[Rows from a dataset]
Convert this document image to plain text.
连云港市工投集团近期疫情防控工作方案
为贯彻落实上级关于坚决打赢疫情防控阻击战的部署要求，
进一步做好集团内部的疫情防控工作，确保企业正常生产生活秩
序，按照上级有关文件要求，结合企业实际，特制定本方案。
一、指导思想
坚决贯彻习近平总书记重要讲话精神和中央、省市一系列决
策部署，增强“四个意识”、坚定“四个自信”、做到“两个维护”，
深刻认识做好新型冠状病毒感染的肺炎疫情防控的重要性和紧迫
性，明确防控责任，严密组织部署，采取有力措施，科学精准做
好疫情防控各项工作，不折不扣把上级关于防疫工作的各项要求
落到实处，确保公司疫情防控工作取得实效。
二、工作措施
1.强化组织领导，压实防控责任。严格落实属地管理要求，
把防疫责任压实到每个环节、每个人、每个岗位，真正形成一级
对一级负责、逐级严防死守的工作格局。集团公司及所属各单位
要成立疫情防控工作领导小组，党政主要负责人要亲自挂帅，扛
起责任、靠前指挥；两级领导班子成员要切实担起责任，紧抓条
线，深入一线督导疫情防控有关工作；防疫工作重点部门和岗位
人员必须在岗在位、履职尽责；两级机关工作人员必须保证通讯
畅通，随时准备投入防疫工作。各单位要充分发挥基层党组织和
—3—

WHAT IS NEEDED:
Exact copies of all the records are required.

TASK RESULT:
Convert this document image to plain text.
连云港市工投集团近期疫情防控工作方案
为贯彻落实上级关于坚决打赢疫情防控阻击战的部署要求，
进一步做好集团内部的疫情防控工作，确保企业正常生产生活秩
序，按照上级有关文件要求，结合企业实际，特制定本方案。
一、指导思想
坚决贯彻习近平总书记重要讲话精神和中央、省市一系列决
策部署，增强“四个意识”、坚定“四个自信”、做到“两个维护”，
深刻认识做好新型冠状病毒感染的肺炎疫情防控的重要性和紧迫
性，明确防控责任，严密组织部署，采取有力措施，科学精准做
好疫情防控各项工作，不折不扣把上级关于防疫工作的各项要求
落到实处，确保公司疫情防控工作取得实效。
二、工作措施
1.强化组织领导，压实防控责任。严格落实属地管理要求，
把防疫责任压实到每个环节、每个人、每个岗位，真正形成一级
对一级负责、逐级严防死守的工作格局。集团公司及所属各单位
要成立疫情防控工作领导小组，党政主要负责人要亲自挂帅，扛
起责任、靠前指挥；两级领导班子成员要切实担起责任，紧抓条
线，深入一线督导疫情防控有关工作；防疫工作重点部门和岗位
人员必须在岗在位、履职尽责；两级机关工作人员必须保证通讯
畅通，随时准备投入防疫工作。各单位要充分发挥基层党组织和
—3—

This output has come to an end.